--- Start ---

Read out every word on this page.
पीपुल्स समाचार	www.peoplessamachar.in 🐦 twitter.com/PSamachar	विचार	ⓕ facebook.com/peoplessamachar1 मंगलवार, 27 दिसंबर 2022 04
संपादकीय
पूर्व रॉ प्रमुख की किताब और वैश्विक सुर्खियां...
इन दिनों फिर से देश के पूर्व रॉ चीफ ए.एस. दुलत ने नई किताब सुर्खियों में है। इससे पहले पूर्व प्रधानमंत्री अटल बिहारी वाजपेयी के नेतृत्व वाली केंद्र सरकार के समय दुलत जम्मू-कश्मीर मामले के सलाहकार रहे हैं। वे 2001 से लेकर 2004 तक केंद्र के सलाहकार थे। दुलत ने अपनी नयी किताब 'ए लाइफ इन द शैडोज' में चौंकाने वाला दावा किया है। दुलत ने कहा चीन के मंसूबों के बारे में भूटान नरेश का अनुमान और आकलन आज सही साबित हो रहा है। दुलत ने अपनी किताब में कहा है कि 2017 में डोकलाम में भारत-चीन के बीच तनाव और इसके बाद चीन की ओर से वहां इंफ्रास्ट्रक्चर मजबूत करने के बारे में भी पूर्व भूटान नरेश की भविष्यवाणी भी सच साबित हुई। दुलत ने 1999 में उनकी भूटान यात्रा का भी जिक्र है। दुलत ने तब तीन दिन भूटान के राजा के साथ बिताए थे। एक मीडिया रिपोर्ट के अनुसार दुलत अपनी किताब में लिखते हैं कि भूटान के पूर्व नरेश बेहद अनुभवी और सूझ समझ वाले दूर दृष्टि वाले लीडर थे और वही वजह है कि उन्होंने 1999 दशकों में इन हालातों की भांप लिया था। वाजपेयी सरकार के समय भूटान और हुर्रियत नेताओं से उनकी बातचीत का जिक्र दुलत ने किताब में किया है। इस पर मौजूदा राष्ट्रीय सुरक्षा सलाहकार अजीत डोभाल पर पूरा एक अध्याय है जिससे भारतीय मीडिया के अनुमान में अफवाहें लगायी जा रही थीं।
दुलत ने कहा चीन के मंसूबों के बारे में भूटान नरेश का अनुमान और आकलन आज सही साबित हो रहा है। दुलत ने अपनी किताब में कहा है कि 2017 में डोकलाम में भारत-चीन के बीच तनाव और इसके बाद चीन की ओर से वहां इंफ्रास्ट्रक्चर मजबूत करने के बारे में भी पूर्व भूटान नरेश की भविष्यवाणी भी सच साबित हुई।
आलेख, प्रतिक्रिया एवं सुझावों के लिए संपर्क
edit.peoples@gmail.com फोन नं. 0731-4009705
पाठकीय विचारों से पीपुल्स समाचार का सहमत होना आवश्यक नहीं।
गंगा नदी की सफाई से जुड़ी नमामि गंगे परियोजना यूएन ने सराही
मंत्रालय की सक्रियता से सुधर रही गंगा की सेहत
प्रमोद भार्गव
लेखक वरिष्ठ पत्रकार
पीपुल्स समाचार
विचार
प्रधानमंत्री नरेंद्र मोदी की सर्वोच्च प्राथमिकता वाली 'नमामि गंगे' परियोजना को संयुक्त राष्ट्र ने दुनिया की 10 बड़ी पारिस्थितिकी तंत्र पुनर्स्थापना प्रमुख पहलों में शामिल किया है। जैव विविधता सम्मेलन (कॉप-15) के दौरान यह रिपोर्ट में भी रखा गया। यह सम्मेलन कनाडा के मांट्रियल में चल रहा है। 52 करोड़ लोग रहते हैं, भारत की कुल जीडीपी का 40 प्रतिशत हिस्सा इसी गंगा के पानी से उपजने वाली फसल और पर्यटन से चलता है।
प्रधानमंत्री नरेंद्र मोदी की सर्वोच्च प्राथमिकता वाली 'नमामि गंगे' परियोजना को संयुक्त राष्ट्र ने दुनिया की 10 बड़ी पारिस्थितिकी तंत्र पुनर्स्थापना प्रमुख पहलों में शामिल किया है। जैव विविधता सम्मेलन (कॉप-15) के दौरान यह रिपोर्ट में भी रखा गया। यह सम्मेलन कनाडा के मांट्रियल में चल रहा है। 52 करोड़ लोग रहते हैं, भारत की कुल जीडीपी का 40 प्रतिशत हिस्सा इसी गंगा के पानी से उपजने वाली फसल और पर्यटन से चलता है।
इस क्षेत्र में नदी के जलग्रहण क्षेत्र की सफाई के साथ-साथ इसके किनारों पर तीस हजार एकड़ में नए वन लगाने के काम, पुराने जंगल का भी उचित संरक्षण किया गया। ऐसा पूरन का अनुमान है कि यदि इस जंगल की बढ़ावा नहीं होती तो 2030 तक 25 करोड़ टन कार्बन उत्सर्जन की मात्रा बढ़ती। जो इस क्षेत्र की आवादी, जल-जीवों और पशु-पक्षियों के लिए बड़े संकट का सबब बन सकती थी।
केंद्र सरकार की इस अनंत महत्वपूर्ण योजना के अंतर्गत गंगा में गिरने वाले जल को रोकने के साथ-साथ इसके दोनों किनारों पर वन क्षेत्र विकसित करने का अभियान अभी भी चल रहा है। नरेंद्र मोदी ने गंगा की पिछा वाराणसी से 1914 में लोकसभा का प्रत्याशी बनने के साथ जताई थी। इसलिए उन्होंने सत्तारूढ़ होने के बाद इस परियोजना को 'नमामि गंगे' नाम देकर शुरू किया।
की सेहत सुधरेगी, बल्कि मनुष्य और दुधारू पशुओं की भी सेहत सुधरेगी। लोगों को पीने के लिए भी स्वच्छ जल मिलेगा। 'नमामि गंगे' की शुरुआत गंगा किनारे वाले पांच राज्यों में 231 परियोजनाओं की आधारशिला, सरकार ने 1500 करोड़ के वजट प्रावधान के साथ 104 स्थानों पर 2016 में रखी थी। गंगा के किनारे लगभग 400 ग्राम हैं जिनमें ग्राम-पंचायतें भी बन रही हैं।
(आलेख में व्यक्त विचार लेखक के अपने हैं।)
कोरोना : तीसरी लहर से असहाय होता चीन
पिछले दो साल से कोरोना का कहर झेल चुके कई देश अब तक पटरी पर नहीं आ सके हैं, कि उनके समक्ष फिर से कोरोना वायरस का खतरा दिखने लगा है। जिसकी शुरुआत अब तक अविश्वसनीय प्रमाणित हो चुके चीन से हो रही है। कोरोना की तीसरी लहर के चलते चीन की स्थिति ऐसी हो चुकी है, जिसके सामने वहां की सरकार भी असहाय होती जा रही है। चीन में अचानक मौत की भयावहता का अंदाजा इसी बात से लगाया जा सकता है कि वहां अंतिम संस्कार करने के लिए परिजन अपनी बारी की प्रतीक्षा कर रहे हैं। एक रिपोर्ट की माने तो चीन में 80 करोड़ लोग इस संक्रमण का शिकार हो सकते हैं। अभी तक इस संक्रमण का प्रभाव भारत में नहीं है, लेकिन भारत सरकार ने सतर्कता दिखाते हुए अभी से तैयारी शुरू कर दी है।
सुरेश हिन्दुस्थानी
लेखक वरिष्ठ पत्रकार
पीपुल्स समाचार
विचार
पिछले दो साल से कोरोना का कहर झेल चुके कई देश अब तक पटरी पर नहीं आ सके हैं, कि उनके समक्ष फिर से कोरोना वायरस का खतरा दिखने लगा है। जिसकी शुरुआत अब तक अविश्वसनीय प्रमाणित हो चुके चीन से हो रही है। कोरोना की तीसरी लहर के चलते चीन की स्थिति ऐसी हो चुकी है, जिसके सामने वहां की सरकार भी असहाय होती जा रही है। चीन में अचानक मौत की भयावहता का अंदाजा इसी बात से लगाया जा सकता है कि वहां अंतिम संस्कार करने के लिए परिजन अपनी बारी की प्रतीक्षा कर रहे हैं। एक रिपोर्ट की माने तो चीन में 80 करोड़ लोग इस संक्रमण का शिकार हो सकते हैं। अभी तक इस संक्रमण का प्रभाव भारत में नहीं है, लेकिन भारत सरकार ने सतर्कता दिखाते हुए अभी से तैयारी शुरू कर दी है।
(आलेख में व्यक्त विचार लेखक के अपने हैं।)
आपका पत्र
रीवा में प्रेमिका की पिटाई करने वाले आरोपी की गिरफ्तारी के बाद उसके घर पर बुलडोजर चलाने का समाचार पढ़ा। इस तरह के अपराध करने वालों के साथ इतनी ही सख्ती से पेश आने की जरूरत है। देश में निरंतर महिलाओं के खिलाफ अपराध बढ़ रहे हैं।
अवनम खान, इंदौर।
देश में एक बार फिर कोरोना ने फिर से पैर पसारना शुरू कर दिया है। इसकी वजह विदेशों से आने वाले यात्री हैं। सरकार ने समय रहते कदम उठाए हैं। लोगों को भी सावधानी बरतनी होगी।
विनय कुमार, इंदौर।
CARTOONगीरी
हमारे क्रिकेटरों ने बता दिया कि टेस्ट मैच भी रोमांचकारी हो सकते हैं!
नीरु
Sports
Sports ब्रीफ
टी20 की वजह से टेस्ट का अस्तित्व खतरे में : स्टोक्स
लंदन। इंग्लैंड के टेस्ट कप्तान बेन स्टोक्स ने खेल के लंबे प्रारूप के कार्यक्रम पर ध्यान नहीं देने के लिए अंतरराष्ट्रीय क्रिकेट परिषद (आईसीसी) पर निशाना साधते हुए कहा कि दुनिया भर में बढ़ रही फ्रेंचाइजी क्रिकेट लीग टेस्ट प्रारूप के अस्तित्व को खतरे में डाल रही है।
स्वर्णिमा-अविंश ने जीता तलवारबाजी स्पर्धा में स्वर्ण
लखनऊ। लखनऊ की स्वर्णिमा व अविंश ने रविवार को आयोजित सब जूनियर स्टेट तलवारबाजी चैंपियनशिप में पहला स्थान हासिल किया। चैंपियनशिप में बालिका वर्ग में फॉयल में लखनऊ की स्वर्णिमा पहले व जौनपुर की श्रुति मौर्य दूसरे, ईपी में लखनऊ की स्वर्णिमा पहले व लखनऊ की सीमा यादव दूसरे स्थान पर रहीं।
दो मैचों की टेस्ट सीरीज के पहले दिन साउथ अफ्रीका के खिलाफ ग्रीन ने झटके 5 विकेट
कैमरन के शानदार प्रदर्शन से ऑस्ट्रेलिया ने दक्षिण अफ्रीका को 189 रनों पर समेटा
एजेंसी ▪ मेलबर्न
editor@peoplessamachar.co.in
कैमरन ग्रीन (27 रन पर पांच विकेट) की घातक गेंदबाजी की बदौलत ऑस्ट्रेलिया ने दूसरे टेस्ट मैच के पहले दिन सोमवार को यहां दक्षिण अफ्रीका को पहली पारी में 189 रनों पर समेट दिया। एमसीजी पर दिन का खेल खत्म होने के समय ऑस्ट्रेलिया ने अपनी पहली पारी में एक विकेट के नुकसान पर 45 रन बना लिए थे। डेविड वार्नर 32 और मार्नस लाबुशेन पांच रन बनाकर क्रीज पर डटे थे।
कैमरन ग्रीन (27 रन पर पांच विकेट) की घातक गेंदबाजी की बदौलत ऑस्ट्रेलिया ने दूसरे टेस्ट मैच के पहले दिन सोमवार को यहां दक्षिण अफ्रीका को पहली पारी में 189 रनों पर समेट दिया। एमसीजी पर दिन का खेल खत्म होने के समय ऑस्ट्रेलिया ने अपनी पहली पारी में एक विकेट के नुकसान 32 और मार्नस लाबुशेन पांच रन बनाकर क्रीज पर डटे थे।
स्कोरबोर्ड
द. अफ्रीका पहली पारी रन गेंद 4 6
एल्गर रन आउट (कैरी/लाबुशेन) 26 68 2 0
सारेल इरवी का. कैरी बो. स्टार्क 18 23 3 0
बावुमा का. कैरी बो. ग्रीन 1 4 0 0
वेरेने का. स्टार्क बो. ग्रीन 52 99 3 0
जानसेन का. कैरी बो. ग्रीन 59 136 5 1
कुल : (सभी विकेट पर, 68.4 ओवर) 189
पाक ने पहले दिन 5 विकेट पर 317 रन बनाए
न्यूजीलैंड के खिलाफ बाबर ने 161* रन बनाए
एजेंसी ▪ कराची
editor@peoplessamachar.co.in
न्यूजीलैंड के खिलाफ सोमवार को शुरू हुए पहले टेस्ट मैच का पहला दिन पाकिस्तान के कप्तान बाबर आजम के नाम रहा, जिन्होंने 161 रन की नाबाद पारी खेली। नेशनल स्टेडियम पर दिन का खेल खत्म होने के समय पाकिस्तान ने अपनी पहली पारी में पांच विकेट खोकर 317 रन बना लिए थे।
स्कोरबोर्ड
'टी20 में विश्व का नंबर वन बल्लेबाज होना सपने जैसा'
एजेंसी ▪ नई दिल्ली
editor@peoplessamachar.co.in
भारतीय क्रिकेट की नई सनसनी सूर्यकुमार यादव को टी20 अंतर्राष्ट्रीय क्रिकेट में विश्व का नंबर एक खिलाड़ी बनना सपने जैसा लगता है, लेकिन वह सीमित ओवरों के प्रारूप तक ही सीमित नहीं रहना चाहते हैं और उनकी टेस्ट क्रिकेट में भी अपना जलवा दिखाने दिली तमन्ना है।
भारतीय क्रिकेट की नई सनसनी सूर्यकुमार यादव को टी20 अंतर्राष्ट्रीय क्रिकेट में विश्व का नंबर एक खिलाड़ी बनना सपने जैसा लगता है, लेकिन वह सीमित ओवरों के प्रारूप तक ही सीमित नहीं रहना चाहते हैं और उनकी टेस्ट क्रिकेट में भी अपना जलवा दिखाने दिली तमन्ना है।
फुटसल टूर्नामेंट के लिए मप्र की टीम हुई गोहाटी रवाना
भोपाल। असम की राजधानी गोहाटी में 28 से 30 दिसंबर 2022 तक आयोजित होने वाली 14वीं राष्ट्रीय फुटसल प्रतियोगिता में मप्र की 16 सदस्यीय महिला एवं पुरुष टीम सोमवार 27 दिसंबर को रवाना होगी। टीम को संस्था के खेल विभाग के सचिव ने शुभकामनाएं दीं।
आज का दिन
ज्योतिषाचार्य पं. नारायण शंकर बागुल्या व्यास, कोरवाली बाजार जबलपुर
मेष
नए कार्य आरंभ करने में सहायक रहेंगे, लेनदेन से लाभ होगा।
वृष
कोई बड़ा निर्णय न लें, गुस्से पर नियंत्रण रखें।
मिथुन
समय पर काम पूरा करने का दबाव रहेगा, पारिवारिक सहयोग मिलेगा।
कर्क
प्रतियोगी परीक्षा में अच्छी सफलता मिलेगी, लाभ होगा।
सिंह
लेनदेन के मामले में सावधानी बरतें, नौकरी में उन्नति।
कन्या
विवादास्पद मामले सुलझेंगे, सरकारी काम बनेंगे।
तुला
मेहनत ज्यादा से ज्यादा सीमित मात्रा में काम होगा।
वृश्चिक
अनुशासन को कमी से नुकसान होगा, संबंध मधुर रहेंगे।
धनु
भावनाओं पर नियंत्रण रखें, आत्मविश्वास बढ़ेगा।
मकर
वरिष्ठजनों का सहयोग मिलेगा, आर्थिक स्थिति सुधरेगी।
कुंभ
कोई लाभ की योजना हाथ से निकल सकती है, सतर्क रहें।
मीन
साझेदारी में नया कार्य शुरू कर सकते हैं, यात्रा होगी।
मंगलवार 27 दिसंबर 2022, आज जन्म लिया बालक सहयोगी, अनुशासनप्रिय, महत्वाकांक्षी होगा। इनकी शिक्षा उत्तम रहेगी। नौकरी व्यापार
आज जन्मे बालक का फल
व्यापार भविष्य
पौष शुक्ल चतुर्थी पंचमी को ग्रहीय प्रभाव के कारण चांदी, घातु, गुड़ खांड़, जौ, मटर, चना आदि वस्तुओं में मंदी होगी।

--- End ---

▸ **Task statement**
Check every line of the data, and copy the ones that contain "आकलन".

▸ **The result**
इन दिनों फिर से देश के पूर्व रॉ चीफ ए.एस. दुलत ने नई किताब सुर्खियों में है। इससे पहले पूर्व प्रधानमंत्री अटल बिहारी वाजपेयी के नेतृत्व वाली केंद्र सरकार के समय दुलत जम्मू-कश्मीर मामले के सलाहकार रहे हैं। वे 2001 से लेकर 2004 तक केंद्र के सलाहकार थे। दुलत ने अपनी नयी किताब 'ए लाइफ इन द शैडोज' में चौंकाने वाला दावा किया है। दुलत ने कहा चीन के मंसूबों के बारे में भूटान नरेश का अनुमान और आकलन आज सही साबित हो रहा है। दुलत ने अपनी किताब में कहा है कि 2017 में डोकलाम में भारत-चीन के बीच तनाव और इसके बाद चीन की ओर से वहां इंफ्रास्ट्रक्चर मजबूत करने के बारे में भी पूर्व भूटान नरेश की भविष्यवाणी भी सच साबित हुई। दुलत ने 1999 में उनकी भूटान यात्रा का भी जिक्र है। दुलत ने तब तीन दिन भूटान के राजा के साथ बिताए थे। एक मीडिया रिपोर्ट के अनुसार दुलत अपनी किताब में लिखते हैं कि भूटान के पूर्व नरेश बेहद अनुभवी और सूझ समझ वाले दूर दृष्टि वाले लीडर थे और वही वजह है कि उन्होंने 1999 दशकों में इन हालातों की भांप लिया था। वाजपेयी सरकार के समय भूटान और हुर्रियत नेताओं से उनकी बातचीत का जिक्र दुलत ने किताब में किया है। इस पर मौजूदा राष्ट्रीय सुरक्षा सलाहकार अजीत डोभाल पर पूरा एक अध्याय है जिससे भारतीय मीडिया के अनुमान में अफवाहें लगायी जा रही थीं।
दुलत ने कहा चीन के मंसूबों के बारे में भूटान नरेश का अनुमान और आकलन आज सही साबित हो रहा है। दुलत ने अपनी किताब में कहा है कि 2017 में डोकलाम में भारत-चीन के बीच तनाव और इसके बाद चीन की ओर से वहां इंफ्रास्ट्रक्चर मजबूत करने के बारे में भी पूर्व भूटान नरेश की भविष्यवाणी भी सच साबित हुई।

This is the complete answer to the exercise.